What the task asks:
Set the listing down again in full, word for word, with the pictures left out.

Stored data:
* START *
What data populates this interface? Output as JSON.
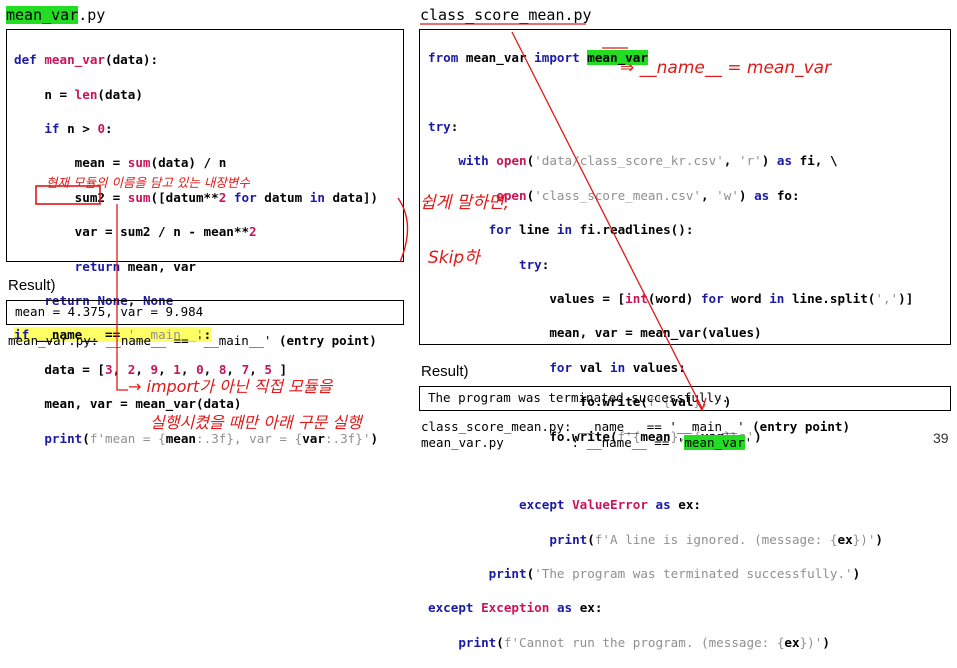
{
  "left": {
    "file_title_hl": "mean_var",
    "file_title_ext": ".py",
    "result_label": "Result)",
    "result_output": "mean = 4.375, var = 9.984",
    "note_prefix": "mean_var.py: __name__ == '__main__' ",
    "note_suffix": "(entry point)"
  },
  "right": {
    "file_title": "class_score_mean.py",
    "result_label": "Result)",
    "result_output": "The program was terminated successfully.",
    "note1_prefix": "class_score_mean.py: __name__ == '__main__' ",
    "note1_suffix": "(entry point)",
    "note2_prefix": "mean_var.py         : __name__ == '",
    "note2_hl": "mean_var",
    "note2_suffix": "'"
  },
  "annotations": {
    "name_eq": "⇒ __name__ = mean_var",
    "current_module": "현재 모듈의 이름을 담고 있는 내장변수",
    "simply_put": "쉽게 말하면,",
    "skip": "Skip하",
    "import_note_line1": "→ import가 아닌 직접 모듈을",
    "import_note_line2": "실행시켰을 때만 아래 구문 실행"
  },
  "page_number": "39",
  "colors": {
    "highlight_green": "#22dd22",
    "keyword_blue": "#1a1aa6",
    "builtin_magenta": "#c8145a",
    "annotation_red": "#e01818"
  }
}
* END *
Worked answer:
What data populates this interface? Output as JSON.
{
  "left": {
    "file_title_hl": "mean_var",
    "file_title_ext": ".py",
    "result_label": "Result)",
    "result_output": "mean = 4.375, var = 9.984",
    "note_prefix": "mean_var.py: __name__ == '__main__' ",
    "note_suffix": "(entry point)"
  },
  "right": {
    "file_title": "class_score_mean.py",
    "result_label": "Result)",
    "result_output": "The program was terminated successfully.",
    "note1_prefix": "class_score_mean.py: __name__ == '__main__' ",
    "note1_suffix": "(entry point)",
    "note2_prefix": "mean_var.py         : __name__ == '",
    "note2_hl": "mean_var",
    "note2_suffix": "'"
  },
  "annotations": {
    "name_eq": "⇒ __name__ = mean_var",
    "current_module": "현재 모듈의 이름을 담고 있는 내장변수",
    "simply_put": "쉽게 말하면,",
    "skip": "Skip하",
    "import_note_line1": "→ import가 아닌 직접 모듈을",
    "import_note_line2": "실행시켰을 때만 아래 구문 실행"
  },
  "page_number": "39",
  "colors": {
    "highlight_green": "#22dd22",
    "keyword_blue": "#1a1aa6",
    "builtin_magenta": "#c8145a",
    "annotation_red": "#e01818"
  }
}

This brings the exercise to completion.